:: RECORDS FOR THIS TASK ::
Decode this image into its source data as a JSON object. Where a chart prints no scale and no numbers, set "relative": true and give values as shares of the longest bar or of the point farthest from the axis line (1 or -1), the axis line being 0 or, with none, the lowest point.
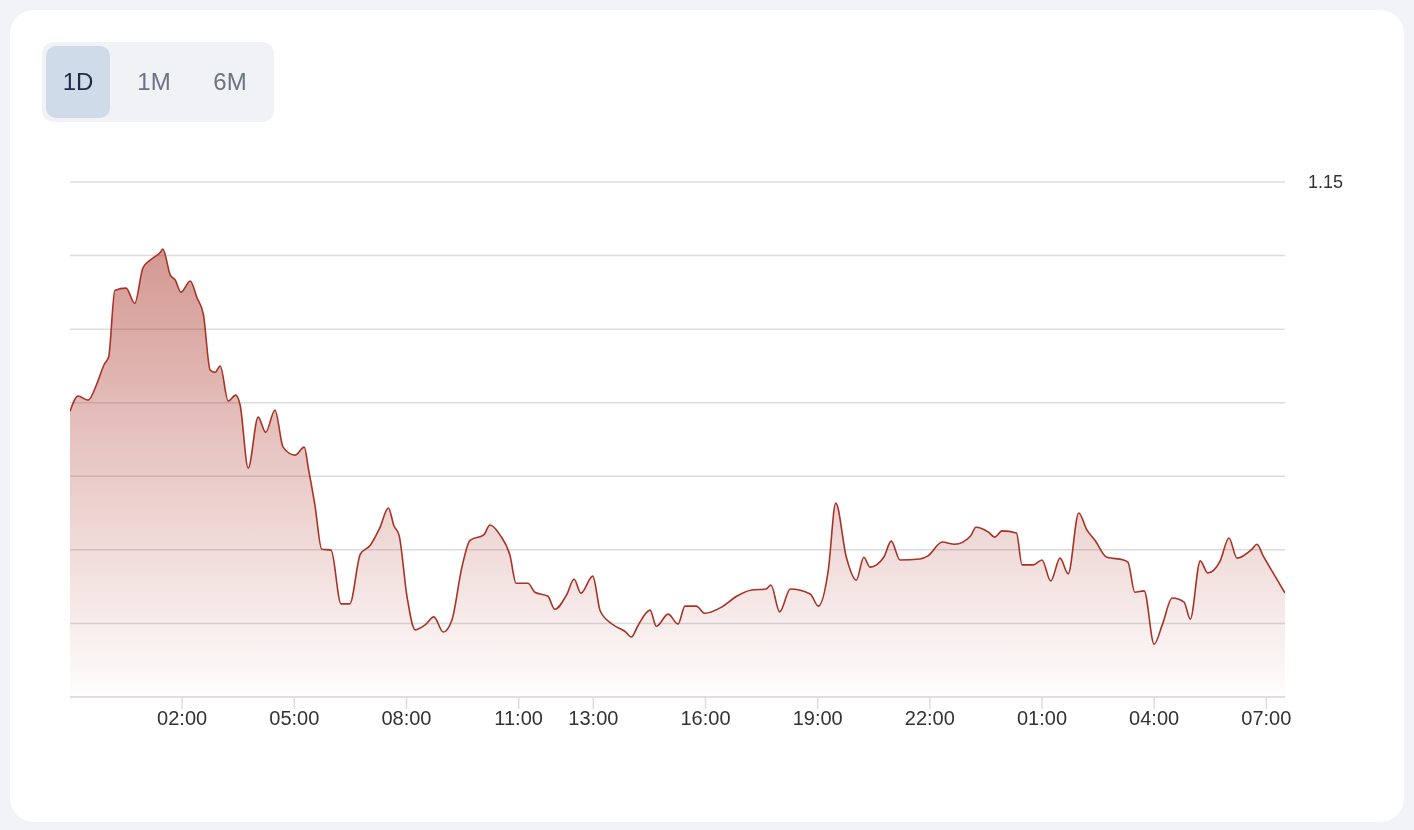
{
  "chart_data": {
    "type": "area",
    "relative": true,
    "grid": "y",
    "annotations": [
      "1D",
      "1M",
      "6M",
      "1.15"
    ],
    "xlim": [
      "--01-01T23:00",
      "--01-03T07:30"
    ],
    "xticks": [
      {
        "value": "--01-02T02:00",
        "label": "02:00"
      },
      {
        "value": "--01-02T05:00",
        "label": "05:00"
      },
      {
        "value": "--01-02T08:00",
        "label": "08:00"
      },
      {
        "value": "--01-02T11:00",
        "label": "11:00"
      },
      {
        "value": "--01-02T13:00",
        "label": "13:00"
      },
      {
        "value": "--01-02T16:00",
        "label": "16:00"
      },
      {
        "value": "--01-02T19:00",
        "label": "19:00"
      },
      {
        "value": "--01-02T22:00",
        "label": "22:00"
      },
      {
        "value": "--01-03T01:00",
        "label": "01:00"
      },
      {
        "value": "--01-03T04:00",
        "label": "04:00"
      },
      {
        "value": "--01-03T07:00",
        "label": "07:00"
      }
    ],
    "series": [
      {
        "color": "#a93226",
        "x": [
          "--01-01T23:00",
          "--01-01T23:13",
          "--01-01T23:29",
          "--01-01T23:43",
          "--01-01T23:55",
          "--01-02T00:02",
          "--01-02T00:12",
          "--01-02T00:30",
          "--01-02T00:44",
          "--01-02T00:57",
          "--01-02T01:11",
          "--01-02T01:25",
          "--01-02T01:29",
          "--01-02T01:41",
          "--01-02T01:49",
          "--01-02T01:58",
          "--01-02T02:13",
          "--01-02T02:24",
          "--01-02T02:34",
          "--01-02T02:45",
          "--01-02T02:53",
          "--01-02T03:01",
          "--01-02T03:14",
          "--01-02T03:26",
          "--01-02T03:33",
          "--01-02T03:46",
          "--01-02T04:02",
          "--01-02T04:14",
          "--01-02T04:29",
          "--01-02T04:42",
          "--01-02T05:01",
          "--01-02T05:16",
          "--01-02T05:23",
          "--01-02T05:33",
          "--01-02T05:44",
          "--01-02T05:59",
          "--01-02T06:15",
          "--01-02T06:29",
          "--01-02T06:46",
          "--01-02T07:02",
          "--01-02T07:17",
          "--01-02T07:31",
          "--01-02T07:40",
          "--01-02T07:48",
          "--01-02T08:01",
          "--01-02T08:14",
          "--01-02T08:30",
          "--01-02T08:44",
          "--01-02T08:59",
          "--01-02T09:13",
          "--01-02T09:29",
          "--01-02T09:42",
          "--01-02T10:04",
          "--01-02T10:14",
          "--01-02T10:30",
          "--01-02T10:46",
          "--01-02T10:56",
          "--01-02T11:15",
          "--01-02T11:26",
          "--01-02T11:47",
          "--01-02T11:58",
          "--01-02T12:17",
          "--01-02T12:29",
          "--01-02T12:40",
          "--01-02T12:59",
          "--01-02T13:11",
          "--01-02T13:30",
          "--01-02T13:52",
          "--01-02T14:01",
          "--01-02T14:11",
          "--01-02T14:31",
          "--01-02T14:41",
          "--01-02T15:00",
          "--01-02T15:16",
          "--01-02T15:27",
          "--01-02T15:45",
          "--01-02T15:59",
          "--01-02T16:26",
          "--01-02T16:50",
          "--01-02T17:14",
          "--01-02T17:37",
          "--01-02T17:45",
          "--01-02T17:59",
          "--01-02T18:16",
          "--01-02T18:48",
          "--01-02T19:01",
          "--01-02T19:17",
          "--01-02T19:29",
          "--01-02T19:46",
          "--01-02T20:02",
          "--01-02T20:14",
          "--01-02T20:24",
          "--01-02T20:46",
          "--01-02T20:58",
          "--01-02T21:12",
          "--01-02T21:44",
          "--01-02T21:57",
          "--01-02T22:20",
          "--01-02T22:40",
          "--01-02T23:05",
          "--01-02T23:14",
          "--01-02T23:34",
          "--01-02T23:44",
          "--01-02T23:56",
          "--01-03T00:19",
          "--01-03T00:28",
          "--01-03T00:46",
          "--01-03T01:00",
          "--01-03T01:14",
          "--01-03T01:29",
          "--01-03T01:42",
          "--01-03T01:59",
          "--01-03T02:12",
          "--01-03T02:25",
          "--01-03T02:44",
          "--01-03T03:11",
          "--01-03T03:18",
          "--01-03T03:29",
          "--01-03T03:44",
          "--01-03T04:00",
          "--01-03T04:13",
          "--01-03T04:29",
          "--01-03T04:48",
          "--01-03T04:58",
          "--01-03T05:14",
          "--01-03T05:26",
          "--01-03T05:46",
          "--01-03T06:00",
          "--01-03T06:13",
          "--01-03T06:37",
          "--01-03T06:45",
          "--01-03T06:55",
          "--01-03T07:14",
          "--01-03T07:30"
        ],
        "values": [
          0.638,
          0.672,
          0.663,
          0.699,
          0.743,
          0.759,
          0.908,
          0.913,
          0.879,
          0.958,
          0.978,
          0.993,
          1,
          0.942,
          0.931,
          0.904,
          0.929,
          0.891,
          0.855,
          0.73,
          0.725,
          0.739,
          0.661,
          0.674,
          0.652,
          0.511,
          0.625,
          0.591,
          0.641,
          0.558,
          0.54,
          0.558,
          0.507,
          0.429,
          0.33,
          0.328,
          0.208,
          0.208,
          0.319,
          0.339,
          0.377,
          0.422,
          0.382,
          0.362,
          0.223,
          0.15,
          0.161,
          0.179,
          0.145,
          0.172,
          0.29,
          0.35,
          0.362,
          0.384,
          0.362,
          0.317,
          0.254,
          0.254,
          0.234,
          0.225,
          0.196,
          0.228,
          0.263,
          0.232,
          0.27,
          0.192,
          0.163,
          0.145,
          0.134,
          0.158,
          0.194,
          0.158,
          0.185,
          0.163,
          0.203,
          0.203,
          0.187,
          0.201,
          0.225,
          0.239,
          0.241,
          0.25,
          0.19,
          0.241,
          0.23,
          0.203,
          0.283,
          0.433,
          0.312,
          0.261,
          0.312,
          0.29,
          0.312,
          0.348,
          0.306,
          0.308,
          0.315,
          0.346,
          0.341,
          0.359,
          0.379,
          0.368,
          0.357,
          0.371,
          0.366,
          0.295,
          0.295,
          0.306,
          0.259,
          0.31,
          0.275,
          0.411,
          0.373,
          0.35,
          0.312,
          0.306,
          0.301,
          0.234,
          0.237,
          0.118,
          0.161,
          0.221,
          0.212,
          0.174,
          0.304,
          0.277,
          0.304,
          0.355,
          0.31,
          0.33,
          0.341,
          0.315,
          0.27,
          0.232
        ]
      }
    ]
  }
}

:: EXERCISE PROMPT ::
All records must be output exactly as they are, except for the pictures, which are left out.

:: PROBLEM SOLUTION ::
Decode this image into its source data as a JSON object. Where a chart prints no scale and no numbers, set "relative": true and give values as shares of the longest bar or of the point farthest from the axis line (1 or -1), the axis line being 0 or, with none, the lowest point.
{
  "chart_data": {
    "type": "area",
    "relative": true,
    "grid": "y",
    "annotations": [
      "1D",
      "1M",
      "6M",
      "1.15"
    ],
    "xlim": [
      "--01-01T23:00",
      "--01-03T07:30"
    ],
    "xticks": [
      {
        "value": "--01-02T02:00",
        "label": "02:00"
      },
      {
        "value": "--01-02T05:00",
        "label": "05:00"
      },
      {
        "value": "--01-02T08:00",
        "label": "08:00"
      },
      {
        "value": "--01-02T11:00",
        "label": "11:00"
      },
      {
        "value": "--01-02T13:00",
        "label": "13:00"
      },
      {
        "value": "--01-02T16:00",
        "label": "16:00"
      },
      {
        "value": "--01-02T19:00",
        "label": "19:00"
      },
      {
        "value": "--01-02T22:00",
        "label": "22:00"
      },
      {
        "value": "--01-03T01:00",
        "label": "01:00"
      },
      {
        "value": "--01-03T04:00",
        "label": "04:00"
      },
      {
        "value": "--01-03T07:00",
        "label": "07:00"
      }
    ],
    "series": [
      {
        "color": "#a93226",
        "x": [
          "--01-01T23:00",
          "--01-01T23:13",
          "--01-01T23:29",
          "--01-01T23:43",
          "--01-01T23:55",
          "--01-02T00:02",
          "--01-02T00:12",
          "--01-02T00:30",
          "--01-02T00:44",
          "--01-02T00:57",
          "--01-02T01:11",
          "--01-02T01:25",
          "--01-02T01:29",
          "--01-02T01:41",
          "--01-02T01:49",
          "--01-02T01:58",
          "--01-02T02:13",
          "--01-02T02:24",
          "--01-02T02:34",
          "--01-02T02:45",
          "--01-02T02:53",
          "--01-02T03:01",
          "--01-02T03:14",
          "--01-02T03:26",
          "--01-02T03:33",
          "--01-02T03:46",
          "--01-02T04:02",
          "--01-02T04:14",
          "--01-02T04:29",
          "--01-02T04:42",
          "--01-02T05:01",
          "--01-02T05:16",
          "--01-02T05:23",
          "--01-02T05:33",
          "--01-02T05:44",
          "--01-02T05:59",
          "--01-02T06:15",
          "--01-02T06:29",
          "--01-02T06:46",
          "--01-02T07:02",
          "--01-02T07:17",
          "--01-02T07:31",
          "--01-02T07:40",
          "--01-02T07:48",
          "--01-02T08:01",
          "--01-02T08:14",
          "--01-02T08:30",
          "--01-02T08:44",
          "--01-02T08:59",
          "--01-02T09:13",
          "--01-02T09:29",
          "--01-02T09:42",
          "--01-02T10:04",
          "--01-02T10:14",
          "--01-02T10:30",
          "--01-02T10:46",
          "--01-02T10:56",
          "--01-02T11:15",
          "--01-02T11:26",
          "--01-02T11:47",
          "--01-02T11:58",
          "--01-02T12:17",
          "--01-02T12:29",
          "--01-02T12:40",
          "--01-02T12:59",
          "--01-02T13:11",
          "--01-02T13:30",
          "--01-02T13:52",
          "--01-02T14:01",
          "--01-02T14:11",
          "--01-02T14:31",
          "--01-02T14:41",
          "--01-02T15:00",
          "--01-02T15:16",
          "--01-02T15:27",
          "--01-02T15:45",
          "--01-02T15:59",
          "--01-02T16:26",
          "--01-02T16:50",
          "--01-02T17:14",
          "--01-02T17:37",
          "--01-02T17:45",
          "--01-02T17:59",
          "--01-02T18:16",
          "--01-02T18:48",
          "--01-02T19:01",
          "--01-02T19:17",
          "--01-02T19:29",
          "--01-02T19:46",
          "--01-02T20:02",
          "--01-02T20:14",
          "--01-02T20:24",
          "--01-02T20:46",
          "--01-02T20:58",
          "--01-02T21:12",
          "--01-02T21:44",
          "--01-02T21:57",
          "--01-02T22:20",
          "--01-02T22:40",
          "--01-02T23:05",
          "--01-02T23:14",
          "--01-02T23:34",
          "--01-02T23:44",
          "--01-02T23:56",
          "--01-03T00:19",
          "--01-03T00:28",
          "--01-03T00:46",
          "--01-03T01:00",
          "--01-03T01:14",
          "--01-03T01:29",
          "--01-03T01:42",
          "--01-03T01:59",
          "--01-03T02:12",
          "--01-03T02:25",
          "--01-03T02:44",
          "--01-03T03:11",
          "--01-03T03:18",
          "--01-03T03:29",
          "--01-03T03:44",
          "--01-03T04:00",
          "--01-03T04:13",
          "--01-03T04:29",
          "--01-03T04:48",
          "--01-03T04:58",
          "--01-03T05:14",
          "--01-03T05:26",
          "--01-03T05:46",
          "--01-03T06:00",
          "--01-03T06:13",
          "--01-03T06:37",
          "--01-03T06:45",
          "--01-03T06:55",
          "--01-03T07:14",
          "--01-03T07:30"
        ],
        "values": [
          0.638,
          0.672,
          0.663,
          0.699,
          0.743,
          0.759,
          0.908,
          0.913,
          0.879,
          0.958,
          0.978,
          0.993,
          1,
          0.942,
          0.931,
          0.904,
          0.929,
          0.891,
          0.855,
          0.73,
          0.725,
          0.739,
          0.661,
          0.674,
          0.652,
          0.511,
          0.625,
          0.591,
          0.641,
          0.558,
          0.54,
          0.558,
          0.507,
          0.429,
          0.33,
          0.328,
          0.208,
          0.208,
          0.319,
          0.339,
          0.377,
          0.422,
          0.382,
          0.362,
          0.223,
          0.15,
          0.161,
          0.179,
          0.145,
          0.172,
          0.29,
          0.35,
          0.362,
          0.384,
          0.362,
          0.317,
          0.254,
          0.254,
          0.234,
          0.225,
          0.196,
          0.228,
          0.263,
          0.232,
          0.27,
          0.192,
          0.163,
          0.145,
          0.134,
          0.158,
          0.194,
          0.158,
          0.185,
          0.163,
          0.203,
          0.203,
          0.187,
          0.201,
          0.225,
          0.239,
          0.241,
          0.25,
          0.19,
          0.241,
          0.23,
          0.203,
          0.283,
          0.433,
          0.312,
          0.261,
          0.312,
          0.29,
          0.312,
          0.348,
          0.306,
          0.308,
          0.315,
          0.346,
          0.341,
          0.359,
          0.379,
          0.368,
          0.357,
          0.371,
          0.366,
          0.295,
          0.295,
          0.306,
          0.259,
          0.31,
          0.275,
          0.411,
          0.373,
          0.35,
          0.312,
          0.306,
          0.301,
          0.234,
          0.237,
          0.118,
          0.161,
          0.221,
          0.212,
          0.174,
          0.304,
          0.277,
          0.304,
          0.355,
          0.31,
          0.33,
          0.341,
          0.315,
          0.27,
          0.232
        ]
      }
    ]
  }
}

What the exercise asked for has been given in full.